--- Start of Supplied passage ---
Speaking of futility, I do not posses the adequate gifts of analytical prose to sum up Anderson’s mighty message as this succinctly cutting passage from Ernest Boyd’s incredible introduction to my 1947 Modern Library Edition:
It is essentially a literature of revolt against the great illusion of American civilization, the illusion of optimism, with all its childish evasion of harsh facts, its puerile cheerfulness, whose inevitable culmination is the school of “glad” books, which have reduced American literature to the lowest terms of sentimentality.
Anderson exposes life in its raw form, without the opportunity to comb its hair or apply makeup, and by avoiding the convenience of administering external interference as justification for a characters shortcomings, implies that many of our defects and dilemmas are wrought by our own hands. Failure to adequately express ourselves through socially acceptable conventions is the foible that forces us into emotional isolation and existential angst, most openly diagrammed in the character of Wing Biddlebaum who’s hands and their flamboyant flailing or easy rest upon the shoulders of young boys cause him to be run out of town and spend his twilight years wandering the streets of Winesburg beset by bitter solitude ¹. There is the epic, biblical in nature as well as biblically influenced², tale of Jesse Bently attempting to assert his godliness only to be met with misunderstanding and horror by his grandchild (with the gloriously executed, tragic subplot of his daughters tearful life as her attempts to proclaim love result in an unsatisfactory, face-saving marriage of convenience); Alice Williams nude flight through the town in an effort to free herself from the promise to wait for a man that will never return to her—a promise that robs her of her golden years as she withers in loneliness—; Seth Richmonds efforts to win Helen White’s heart by proclaiming he is leaving town in hopes it will make her realize how his absence will inflict misery upon her, but then having to leave before the opportunity of love can blossom; and a whole slew of others damned by their own attempts to carve their mark into the history of Winesburg.
--- End of Supplied passage ---
--- Start of Data excerpts ---
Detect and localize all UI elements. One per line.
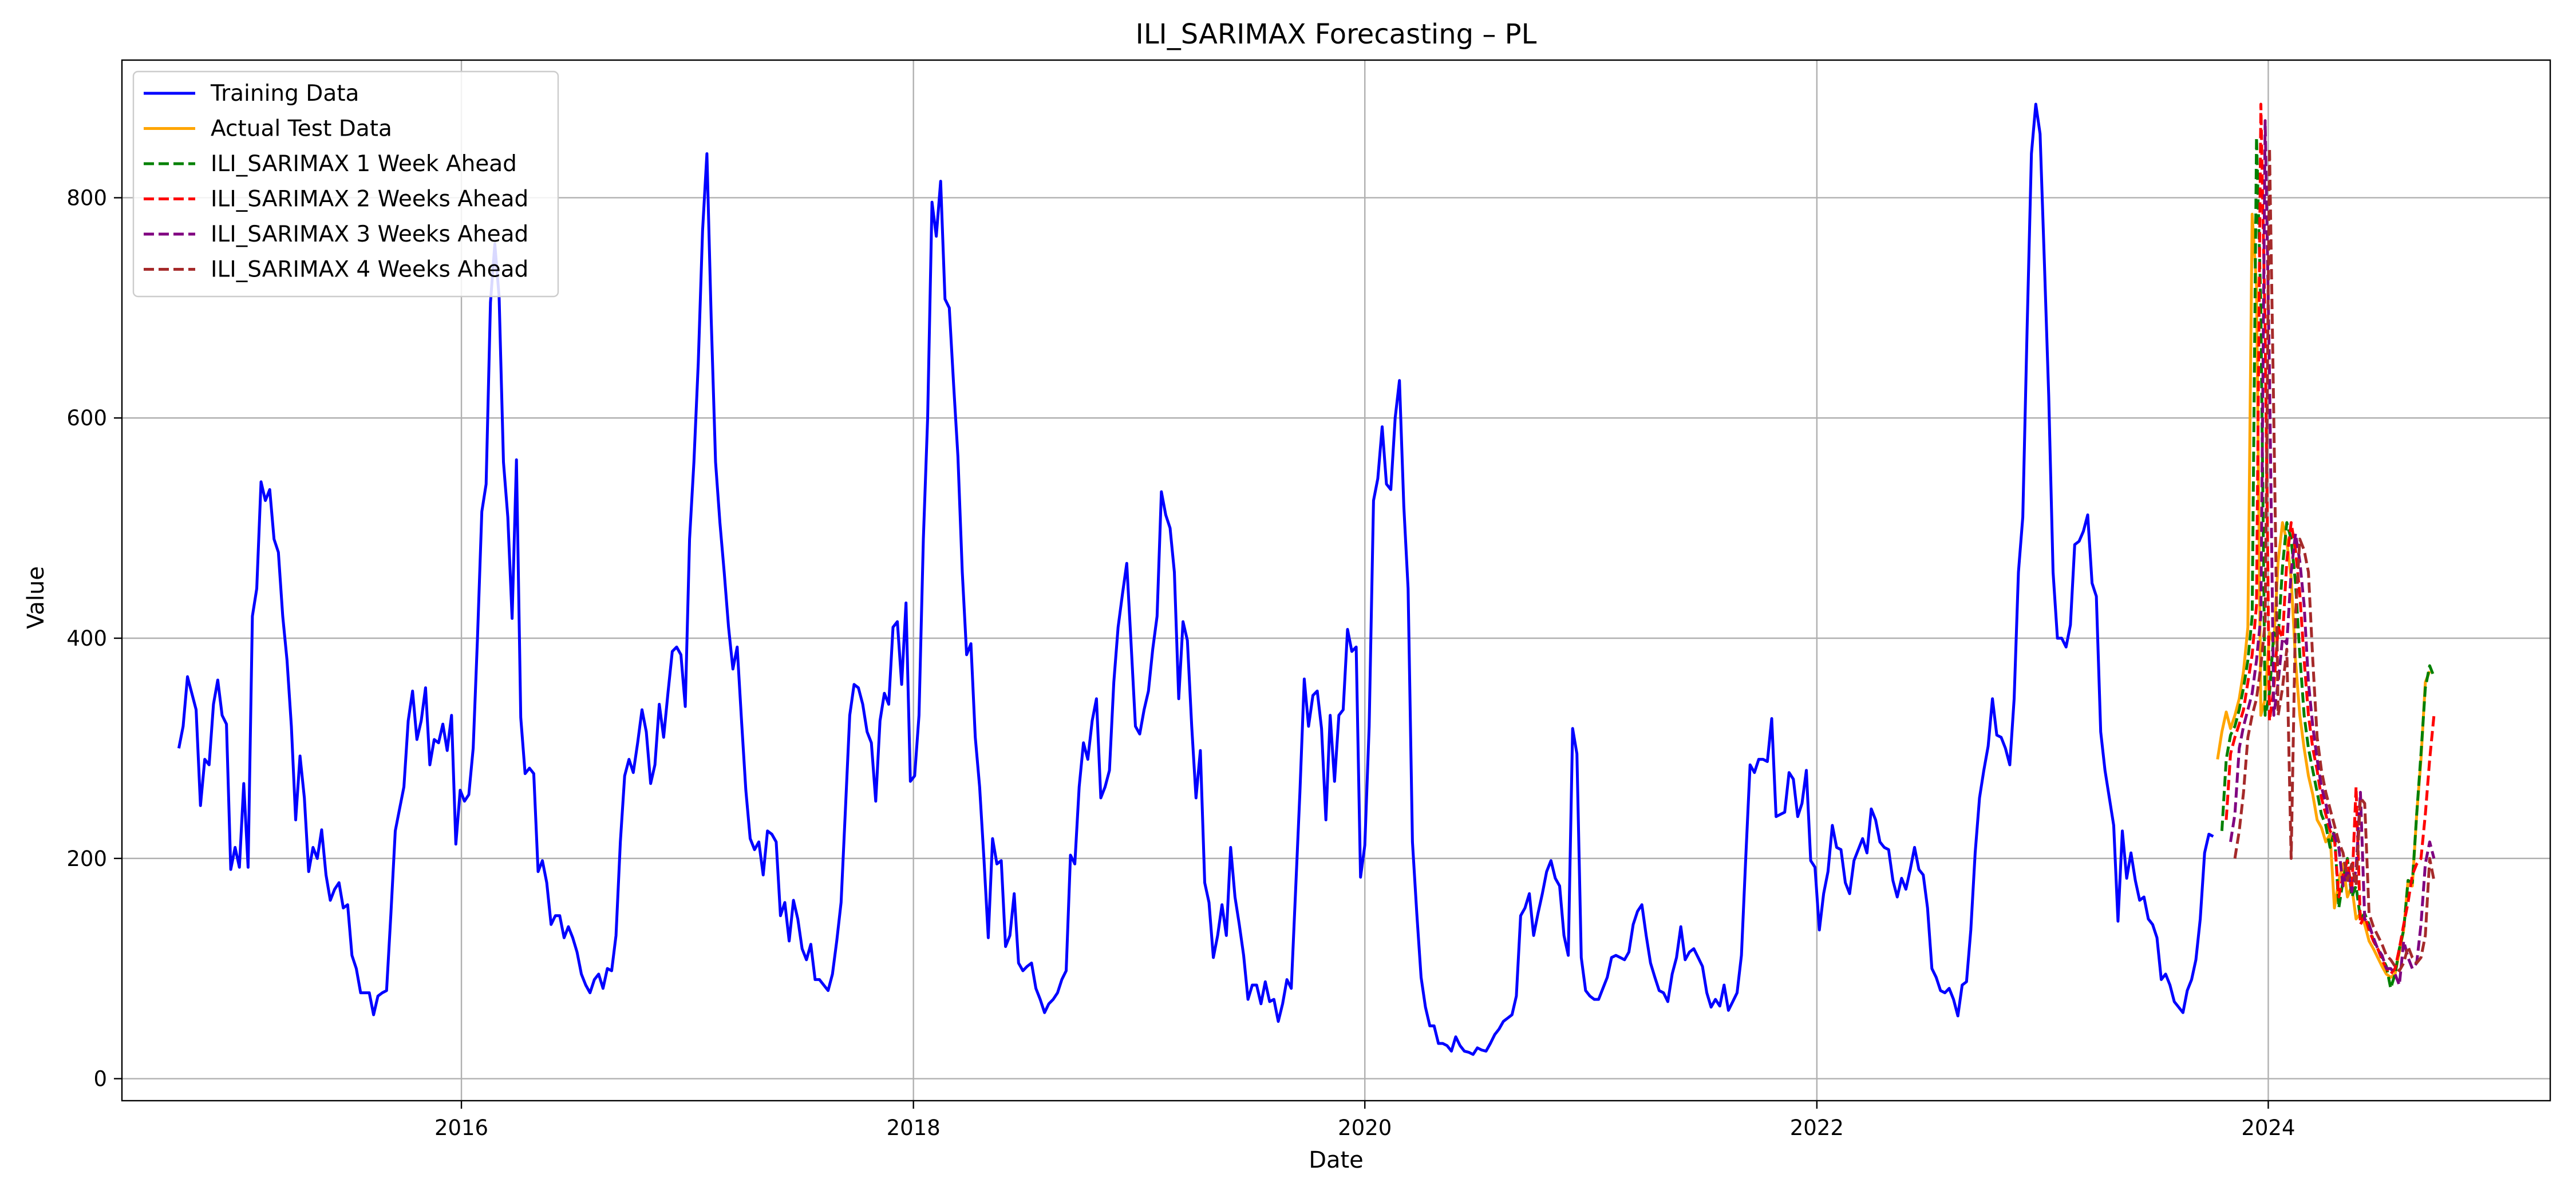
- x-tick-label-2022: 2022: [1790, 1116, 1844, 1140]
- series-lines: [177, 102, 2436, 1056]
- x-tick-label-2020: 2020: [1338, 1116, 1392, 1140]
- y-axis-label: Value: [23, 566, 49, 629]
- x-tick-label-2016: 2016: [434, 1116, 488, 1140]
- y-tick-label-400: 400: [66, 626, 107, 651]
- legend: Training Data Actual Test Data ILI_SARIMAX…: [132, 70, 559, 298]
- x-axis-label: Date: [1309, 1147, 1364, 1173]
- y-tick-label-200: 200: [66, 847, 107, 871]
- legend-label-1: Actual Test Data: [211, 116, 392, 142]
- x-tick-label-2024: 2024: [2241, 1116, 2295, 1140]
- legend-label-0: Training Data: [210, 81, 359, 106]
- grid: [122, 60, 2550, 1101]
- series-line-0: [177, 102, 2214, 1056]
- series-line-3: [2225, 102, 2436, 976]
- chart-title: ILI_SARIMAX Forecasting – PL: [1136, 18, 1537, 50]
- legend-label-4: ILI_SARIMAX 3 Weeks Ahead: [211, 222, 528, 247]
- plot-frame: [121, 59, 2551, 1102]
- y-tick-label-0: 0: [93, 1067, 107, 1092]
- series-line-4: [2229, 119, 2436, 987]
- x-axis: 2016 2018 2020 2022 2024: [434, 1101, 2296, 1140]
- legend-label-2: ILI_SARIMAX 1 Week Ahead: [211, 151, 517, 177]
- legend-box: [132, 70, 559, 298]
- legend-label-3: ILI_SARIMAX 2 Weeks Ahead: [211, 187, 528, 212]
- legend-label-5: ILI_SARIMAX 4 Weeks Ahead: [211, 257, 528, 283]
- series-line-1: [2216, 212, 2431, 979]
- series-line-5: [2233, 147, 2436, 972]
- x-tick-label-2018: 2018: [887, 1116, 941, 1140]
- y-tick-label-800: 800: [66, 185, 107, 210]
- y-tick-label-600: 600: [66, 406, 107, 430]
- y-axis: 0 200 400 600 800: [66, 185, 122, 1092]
--- End of Data excerpts ---
What to do :: Carry on the commentary about Anderson's Winesburg characters from the point where it ends.

Result ::
The futility of the townsfolk to make their hearts heard is what gives George Willard, a teenage journalist at the local newspaper—the Eagle, and seemingly the pride-and-joy of Winesburg³, a central role within the book. George figures in a majority of the stories and, aside from the town, serves as the thread connecting each story. George is a figure of creation, a figure who can take a life and immortalize it within the words printed in the newspaper, so each member of the town is drawn to him during their lowest hour, only able to provide a clear depiction of their soul and struggles to him. Kate Swift, his former teacher (whose nude form inspires a holy revelation within the local preacher), recognizes this and her lust for him is a reflection of her desires to make whole the fractured souls that haunt society and she is drawn to him by his literary potential to do so. She tells George that in order to become a writer he will
have to know life…It would be better to give up the notion of writing until you are better prepared. Now it’s the time for living. I don’t want to frighten you, but I would like to make you understand the import of what you think of attempting. You must not become a mere peddler of words. The thing to learn is to know what people are thinking about, not what they say.
Anderson’s novel is an exquisite expression of this sentiment, and it is only through their late-night/drunken/bitter/etc. confessions to, or interactions with, George that we can see through the veils of grotesqueries to flowering souls within.
Winesburg had disappeared and his life there had become but a background on which to paint the dreams of his manhood.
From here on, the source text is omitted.